>> Begin Recorded information
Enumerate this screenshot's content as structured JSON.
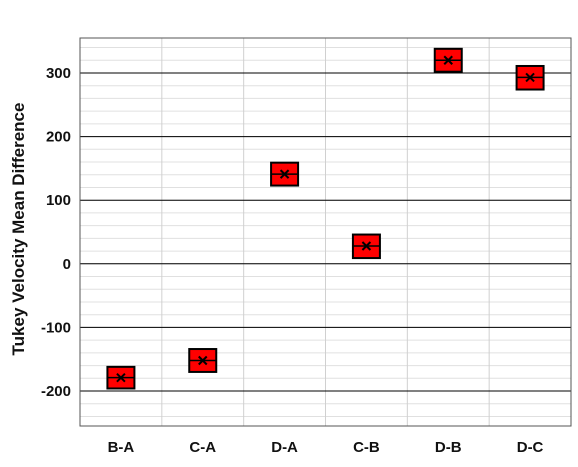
{
  "chart_data": {
    "type": "box",
    "title": "",
    "xlabel": "",
    "ylabel": "Tukey Velocity Mean Difference",
    "categories": [
      "B-A",
      "C-A",
      "D-A",
      "C-B",
      "D-B",
      "D-C"
    ],
    "series": [
      {
        "values": [
          {
            "category": "B-A",
            "mean": -179,
            "low": -196,
            "high": -162
          },
          {
            "category": "C-A",
            "mean": -152,
            "low": -170,
            "high": -134
          },
          {
            "category": "D-A",
            "mean": 141,
            "low": 123,
            "high": 159
          },
          {
            "category": "C-B",
            "mean": 28,
            "low": 9,
            "high": 46
          },
          {
            "category": "D-B",
            "mean": 320,
            "low": 302,
            "high": 338
          },
          {
            "category": "D-C",
            "mean": 293,
            "low": 274,
            "high": 311
          }
        ]
      }
    ],
    "ylim": [
      -255,
      355
    ],
    "yticks": [
      -200,
      -100,
      0,
      100,
      200,
      300
    ],
    "ytick_labels": [
      "-200",
      "-100",
      "0",
      "100",
      "200",
      "300"
    ],
    "minor_step": 20,
    "grid": true,
    "legend": "none",
    "colors": {
      "box_fill": "#ff0000",
      "box_stroke": "#000000",
      "major_grid": "#000000",
      "minor_grid": "#e0e0e0",
      "vertical_grid": "#d0d0d0",
      "axes": "#555555"
    }
  }
}
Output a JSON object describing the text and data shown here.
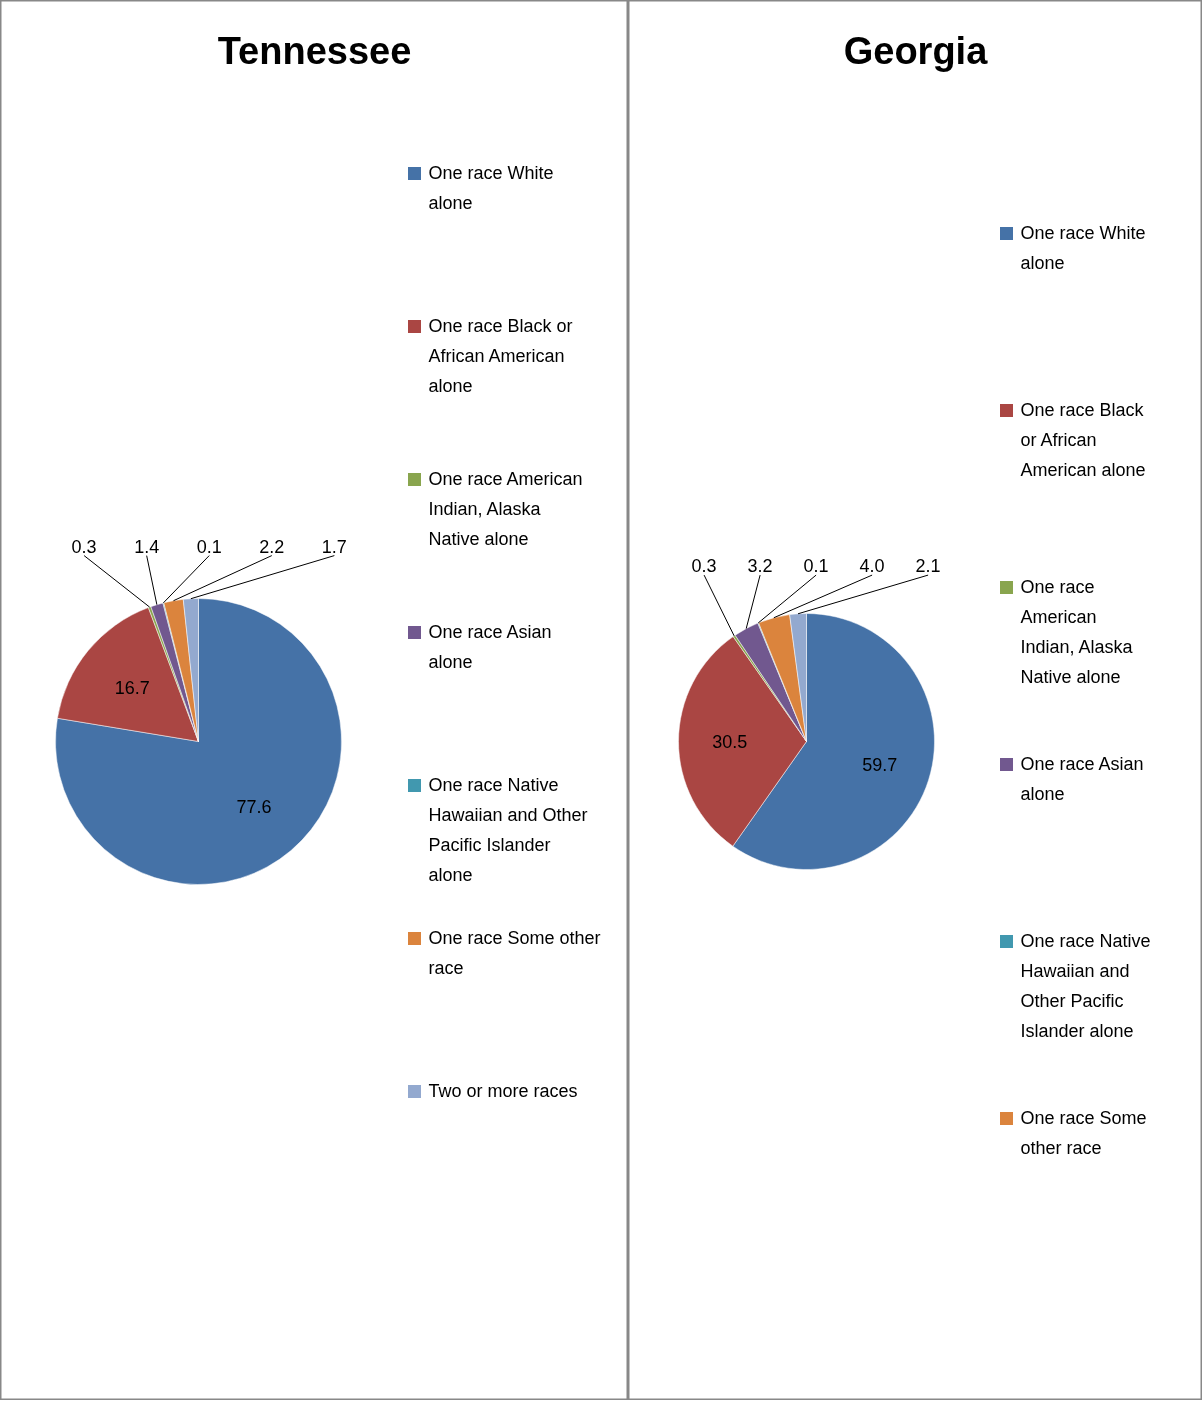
{
  "chart_data": [
    {
      "type": "pie",
      "title": "Tennessee",
      "categories": [
        "One race White alone",
        "One race Black or African American alone",
        "One race American Indian, Alaska Native alone",
        "One race Asian alone",
        "One race Native Hawaiian and Other Pacific Islander alone",
        "One race Some other race",
        "Two or more races"
      ],
      "values": [
        77.6,
        16.7,
        0.3,
        1.4,
        0.1,
        2.2,
        1.7
      ],
      "value_labels": [
        "77.6",
        "16.7",
        "0.3",
        "1.4",
        "0.1",
        "2.2",
        "1.7"
      ],
      "colors": [
        "#4572a7",
        "#aa4643",
        "#89a54e",
        "#71588f",
        "#4198af",
        "#db843d",
        "#93a9cf"
      ],
      "legend": "right"
    },
    {
      "type": "pie",
      "title": "Georgia",
      "categories": [
        "One race White alone",
        "One race Black or African American alone",
        "One race American Indian, Alaska Native alone",
        "One race Asian alone",
        "One race Native Hawaiian and Other Pacific Islander alone",
        "One race Some other race",
        null
      ],
      "values": [
        59.7,
        30.5,
        0.3,
        3.2,
        0.1,
        4.0,
        2.1
      ],
      "value_labels": [
        "59.7",
        "30.5",
        "0.3",
        "3.2",
        "0.1",
        "4.0",
        "2.1"
      ],
      "colors": [
        "#4572a7",
        "#aa4643",
        "#89a54e",
        "#71588f",
        "#4198af",
        "#db843d",
        "#93a9cf"
      ],
      "legend": "right"
    }
  ]
}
>> End Recorded information
Challenge = Leave out the pictures and return every record word for word.

Task response =
Enumerate this screenshot's content as structured JSON.
{
  "chart_data": {
    "type": "box",
    "title": "",
    "xlabel": "",
    "ylabel": "Tukey Velocity Mean Difference",
    "categories": [
      "B-A",
      "C-A",
      "D-A",
      "C-B",
      "D-B",
      "D-C"
    ],
    "series": [
      {
        "values": [
          {
            "category": "B-A",
            "mean": -179,
            "low": -196,
            "high": -162
          },
          {
            "category": "C-A",
            "mean": -152,
            "low": -170,
            "high": -134
          },
          {
            "category": "D-A",
            "mean": 141,
            "low": 123,
            "high": 159
          },
          {
            "category": "C-B",
            "mean": 28,
            "low": 9,
            "high": 46
          },
          {
            "category": "D-B",
            "mean": 320,
            "low": 302,
            "high": 338
          },
          {
            "category": "D-C",
            "mean": 293,
            "low": 274,
            "high": 311
          }
        ]
      }
    ],
    "ylim": [
      -255,
      355
    ],
    "yticks": [
      -200,
      -100,
      0,
      100,
      200,
      300
    ],
    "ytick_labels": [
      "-200",
      "-100",
      "0",
      "100",
      "200",
      "300"
    ],
    "minor_step": 20,
    "grid": true,
    "legend": "none",
    "colors": {
      "box_fill": "#ff0000",
      "box_stroke": "#000000",
      "major_grid": "#000000",
      "minor_grid": "#e0e0e0",
      "vertical_grid": "#d0d0d0",
      "axes": "#555555"
    }
  }
}
Output a JSON object describing the text and data shown here.
{
  "chart_data": [
    {
      "type": "pie",
      "title": "Tennessee",
      "categories": [
        "One race White alone",
        "One race Black or African American alone",
        "One race American Indian, Alaska Native alone",
        "One race Asian alone",
        "One race Native Hawaiian and Other Pacific Islander alone",
        "One race Some other race",
        "Two or more races"
      ],
      "values": [
        77.6,
        16.7,
        0.3,
        1.4,
        0.1,
        2.2,
        1.7
      ],
      "value_labels": [
        "77.6",
        "16.7",
        "0.3",
        "1.4",
        "0.1",
        "2.2",
        "1.7"
      ],
      "colors": [
        "#4572a7",
        "#aa4643",
        "#89a54e",
        "#71588f",
        "#4198af",
        "#db843d",
        "#93a9cf"
      ],
      "legend": "right"
    },
    {
      "type": "pie",
      "title": "Georgia",
      "categories": [
        "One race White alone",
        "One race Black or African American alone",
        "One race American Indian, Alaska Native alone",
        "One race Asian alone",
        "One race Native Hawaiian and Other Pacific Islander alone",
        "One race Some other race",
        null
      ],
      "values": [
        59.7,
        30.5,
        0.3,
        3.2,
        0.1,
        4.0,
        2.1
      ],
      "value_labels": [
        "59.7",
        "30.5",
        "0.3",
        "3.2",
        "0.1",
        "4.0",
        "2.1"
      ],
      "colors": [
        "#4572a7",
        "#aa4643",
        "#89a54e",
        "#71588f",
        "#4198af",
        "#db843d",
        "#93a9cf"
      ],
      "legend": "right"
    }
  ]
}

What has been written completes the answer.